Copy the listing from its start through the line containing "y-tick-label: 1268.20 [1307,442,1347,451]", switching every "x-tick-label" to "x-axis-label" and leaving everything else unchanged.

** START OF Entries supplied **

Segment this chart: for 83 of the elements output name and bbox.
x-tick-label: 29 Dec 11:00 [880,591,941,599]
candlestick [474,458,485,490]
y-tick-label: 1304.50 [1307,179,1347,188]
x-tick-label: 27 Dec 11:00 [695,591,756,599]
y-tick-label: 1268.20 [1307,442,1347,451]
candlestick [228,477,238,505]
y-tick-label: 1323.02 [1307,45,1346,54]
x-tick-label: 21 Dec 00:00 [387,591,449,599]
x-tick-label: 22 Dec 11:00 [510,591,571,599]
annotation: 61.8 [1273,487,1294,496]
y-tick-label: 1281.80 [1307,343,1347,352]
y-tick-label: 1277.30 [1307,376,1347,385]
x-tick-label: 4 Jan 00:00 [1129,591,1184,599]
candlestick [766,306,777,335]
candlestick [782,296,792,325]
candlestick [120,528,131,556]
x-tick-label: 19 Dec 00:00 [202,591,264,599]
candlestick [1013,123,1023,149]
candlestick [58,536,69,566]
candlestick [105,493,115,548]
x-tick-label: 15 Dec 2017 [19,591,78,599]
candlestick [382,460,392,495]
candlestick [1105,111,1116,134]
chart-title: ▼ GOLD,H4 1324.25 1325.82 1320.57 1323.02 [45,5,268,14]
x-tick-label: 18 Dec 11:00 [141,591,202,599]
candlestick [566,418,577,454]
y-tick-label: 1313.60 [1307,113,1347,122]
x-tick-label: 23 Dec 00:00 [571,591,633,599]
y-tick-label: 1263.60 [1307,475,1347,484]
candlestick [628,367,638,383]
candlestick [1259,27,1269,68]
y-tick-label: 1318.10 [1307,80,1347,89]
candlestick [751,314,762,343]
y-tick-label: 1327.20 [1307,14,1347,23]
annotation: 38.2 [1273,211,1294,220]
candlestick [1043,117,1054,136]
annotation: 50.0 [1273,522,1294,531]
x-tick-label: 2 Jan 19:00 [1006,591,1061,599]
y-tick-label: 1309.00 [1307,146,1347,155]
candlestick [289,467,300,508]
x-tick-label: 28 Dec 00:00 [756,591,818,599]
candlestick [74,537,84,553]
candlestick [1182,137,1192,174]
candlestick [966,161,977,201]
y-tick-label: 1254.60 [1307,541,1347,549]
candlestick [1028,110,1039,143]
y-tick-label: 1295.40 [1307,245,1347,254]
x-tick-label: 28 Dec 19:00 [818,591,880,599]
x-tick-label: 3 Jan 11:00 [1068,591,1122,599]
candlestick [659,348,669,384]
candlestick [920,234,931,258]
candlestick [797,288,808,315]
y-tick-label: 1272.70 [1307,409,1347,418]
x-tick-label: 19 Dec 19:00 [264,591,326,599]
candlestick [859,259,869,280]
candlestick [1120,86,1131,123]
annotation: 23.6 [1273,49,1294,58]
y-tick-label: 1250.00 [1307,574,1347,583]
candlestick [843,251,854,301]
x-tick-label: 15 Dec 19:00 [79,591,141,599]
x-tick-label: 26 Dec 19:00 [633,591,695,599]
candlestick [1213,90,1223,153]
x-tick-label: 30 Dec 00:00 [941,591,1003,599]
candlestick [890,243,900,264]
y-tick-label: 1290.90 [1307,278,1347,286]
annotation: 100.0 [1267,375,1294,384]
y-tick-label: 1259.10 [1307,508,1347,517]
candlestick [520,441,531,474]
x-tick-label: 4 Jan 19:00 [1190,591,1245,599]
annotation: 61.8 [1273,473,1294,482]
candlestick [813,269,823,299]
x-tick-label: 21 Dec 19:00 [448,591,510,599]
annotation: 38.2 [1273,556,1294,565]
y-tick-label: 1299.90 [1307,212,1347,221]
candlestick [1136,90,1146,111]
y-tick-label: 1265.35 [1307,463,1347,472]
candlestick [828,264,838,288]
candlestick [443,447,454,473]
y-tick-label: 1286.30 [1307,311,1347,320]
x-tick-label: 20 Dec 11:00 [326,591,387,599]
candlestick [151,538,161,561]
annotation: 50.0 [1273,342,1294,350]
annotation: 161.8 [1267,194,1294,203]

** END OF Entries supplied **

- Response to this exercise -
Segment this chart: for 83 of the elements output name and bbox.
x-axis-label: 29 Dec 11:00 [880,591,941,599]
candlestick [474,458,485,490]
y-tick-label: 1304.50 [1307,179,1347,188]
x-axis-label: 27 Dec 11:00 [695,591,756,599]
y-tick-label: 1268.20 [1307,442,1347,451]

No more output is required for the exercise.